- WHAT THE TASK ASKS: Review the lines that follow and copy each one that contains the word "Storuman".

- GIVEN RECORDS:

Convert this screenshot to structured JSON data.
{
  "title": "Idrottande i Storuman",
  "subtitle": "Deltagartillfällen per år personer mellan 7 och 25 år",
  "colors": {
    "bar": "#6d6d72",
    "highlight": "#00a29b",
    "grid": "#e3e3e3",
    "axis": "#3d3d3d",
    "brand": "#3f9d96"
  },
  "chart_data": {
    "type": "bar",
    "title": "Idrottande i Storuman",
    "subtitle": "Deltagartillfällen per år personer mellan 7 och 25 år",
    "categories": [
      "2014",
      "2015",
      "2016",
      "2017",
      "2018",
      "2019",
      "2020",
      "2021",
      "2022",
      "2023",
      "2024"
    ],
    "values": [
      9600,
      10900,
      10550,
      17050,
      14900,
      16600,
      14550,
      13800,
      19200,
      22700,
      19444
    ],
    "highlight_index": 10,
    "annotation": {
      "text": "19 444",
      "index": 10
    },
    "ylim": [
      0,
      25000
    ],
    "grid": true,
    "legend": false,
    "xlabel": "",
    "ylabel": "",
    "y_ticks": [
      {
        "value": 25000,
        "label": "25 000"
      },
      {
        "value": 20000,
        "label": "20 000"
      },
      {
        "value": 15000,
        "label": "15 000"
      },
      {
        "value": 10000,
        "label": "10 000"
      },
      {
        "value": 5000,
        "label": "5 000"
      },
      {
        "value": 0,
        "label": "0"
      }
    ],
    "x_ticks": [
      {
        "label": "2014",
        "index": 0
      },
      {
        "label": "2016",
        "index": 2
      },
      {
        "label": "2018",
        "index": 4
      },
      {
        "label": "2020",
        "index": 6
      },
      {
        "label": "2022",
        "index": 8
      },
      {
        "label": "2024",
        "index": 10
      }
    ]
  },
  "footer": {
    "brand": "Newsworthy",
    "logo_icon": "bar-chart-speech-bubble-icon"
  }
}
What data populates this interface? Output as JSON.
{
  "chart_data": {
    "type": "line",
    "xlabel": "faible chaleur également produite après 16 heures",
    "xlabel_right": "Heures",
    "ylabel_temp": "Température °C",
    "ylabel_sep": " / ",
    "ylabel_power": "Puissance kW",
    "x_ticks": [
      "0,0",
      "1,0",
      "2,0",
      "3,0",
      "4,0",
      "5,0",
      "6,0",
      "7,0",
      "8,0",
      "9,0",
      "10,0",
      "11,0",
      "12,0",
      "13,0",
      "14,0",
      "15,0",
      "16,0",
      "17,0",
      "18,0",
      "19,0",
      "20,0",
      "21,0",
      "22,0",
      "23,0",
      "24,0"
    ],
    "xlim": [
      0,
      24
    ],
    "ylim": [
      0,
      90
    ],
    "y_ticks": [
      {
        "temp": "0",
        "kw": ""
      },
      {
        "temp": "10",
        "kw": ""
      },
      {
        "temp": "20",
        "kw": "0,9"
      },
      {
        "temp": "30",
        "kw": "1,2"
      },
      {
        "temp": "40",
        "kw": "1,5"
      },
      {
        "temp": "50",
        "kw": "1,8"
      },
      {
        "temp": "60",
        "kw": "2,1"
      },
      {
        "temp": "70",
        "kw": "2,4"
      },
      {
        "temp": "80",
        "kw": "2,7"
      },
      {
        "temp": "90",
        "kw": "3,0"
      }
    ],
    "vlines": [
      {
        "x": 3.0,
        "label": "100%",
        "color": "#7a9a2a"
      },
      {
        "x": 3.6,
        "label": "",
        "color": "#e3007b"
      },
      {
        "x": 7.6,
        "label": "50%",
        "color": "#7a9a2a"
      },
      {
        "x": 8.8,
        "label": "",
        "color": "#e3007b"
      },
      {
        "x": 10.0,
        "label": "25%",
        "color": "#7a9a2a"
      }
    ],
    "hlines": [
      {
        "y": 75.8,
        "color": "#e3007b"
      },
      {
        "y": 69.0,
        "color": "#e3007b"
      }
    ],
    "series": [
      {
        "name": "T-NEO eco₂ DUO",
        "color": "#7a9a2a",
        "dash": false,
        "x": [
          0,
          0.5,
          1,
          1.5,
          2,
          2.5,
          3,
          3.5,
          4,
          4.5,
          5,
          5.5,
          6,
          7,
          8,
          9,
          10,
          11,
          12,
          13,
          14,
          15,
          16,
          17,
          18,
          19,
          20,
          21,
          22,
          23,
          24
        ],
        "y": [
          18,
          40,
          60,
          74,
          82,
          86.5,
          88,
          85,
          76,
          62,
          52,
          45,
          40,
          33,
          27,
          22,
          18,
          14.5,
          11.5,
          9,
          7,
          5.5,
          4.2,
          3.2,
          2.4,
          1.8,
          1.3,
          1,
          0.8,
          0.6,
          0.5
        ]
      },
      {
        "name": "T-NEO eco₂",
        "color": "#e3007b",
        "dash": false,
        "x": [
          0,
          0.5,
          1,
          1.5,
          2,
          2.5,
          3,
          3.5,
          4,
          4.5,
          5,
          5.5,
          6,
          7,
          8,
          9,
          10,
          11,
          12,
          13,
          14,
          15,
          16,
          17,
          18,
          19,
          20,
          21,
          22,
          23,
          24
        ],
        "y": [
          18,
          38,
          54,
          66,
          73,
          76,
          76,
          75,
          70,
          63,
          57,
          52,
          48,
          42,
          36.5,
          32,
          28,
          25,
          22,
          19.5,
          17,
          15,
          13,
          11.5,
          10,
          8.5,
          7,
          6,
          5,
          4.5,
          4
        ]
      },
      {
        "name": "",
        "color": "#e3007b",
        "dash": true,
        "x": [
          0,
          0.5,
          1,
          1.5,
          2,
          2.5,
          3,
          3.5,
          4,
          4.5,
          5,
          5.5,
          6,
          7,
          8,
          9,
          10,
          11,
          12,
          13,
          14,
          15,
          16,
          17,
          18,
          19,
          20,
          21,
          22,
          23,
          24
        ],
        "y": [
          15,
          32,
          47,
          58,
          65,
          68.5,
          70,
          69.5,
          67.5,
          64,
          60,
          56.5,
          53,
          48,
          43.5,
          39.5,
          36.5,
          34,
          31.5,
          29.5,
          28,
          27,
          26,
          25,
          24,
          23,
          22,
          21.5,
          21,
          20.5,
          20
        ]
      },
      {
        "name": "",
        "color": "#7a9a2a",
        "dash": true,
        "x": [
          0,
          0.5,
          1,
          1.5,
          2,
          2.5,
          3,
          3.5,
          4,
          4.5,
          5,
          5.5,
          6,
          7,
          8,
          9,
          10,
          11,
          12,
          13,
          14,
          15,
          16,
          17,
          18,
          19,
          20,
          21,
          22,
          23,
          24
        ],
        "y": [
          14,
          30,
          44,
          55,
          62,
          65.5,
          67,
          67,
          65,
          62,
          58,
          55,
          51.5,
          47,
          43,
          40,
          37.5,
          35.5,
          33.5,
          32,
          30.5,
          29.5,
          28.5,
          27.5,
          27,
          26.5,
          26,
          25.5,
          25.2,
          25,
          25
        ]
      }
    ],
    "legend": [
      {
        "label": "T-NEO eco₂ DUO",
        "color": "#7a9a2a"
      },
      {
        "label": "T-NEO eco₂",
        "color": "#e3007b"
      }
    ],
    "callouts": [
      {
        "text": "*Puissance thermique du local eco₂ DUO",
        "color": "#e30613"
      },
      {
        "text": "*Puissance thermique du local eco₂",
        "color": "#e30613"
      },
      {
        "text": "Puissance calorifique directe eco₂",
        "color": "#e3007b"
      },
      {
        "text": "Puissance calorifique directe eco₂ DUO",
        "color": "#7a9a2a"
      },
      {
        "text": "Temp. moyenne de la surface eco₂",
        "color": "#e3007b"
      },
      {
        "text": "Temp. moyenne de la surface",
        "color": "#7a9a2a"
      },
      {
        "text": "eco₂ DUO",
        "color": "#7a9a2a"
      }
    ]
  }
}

- ANSWER TO THE TASK:
  "title": "Idrottande i Storuman",
    "title": "Idrottande i Storuman",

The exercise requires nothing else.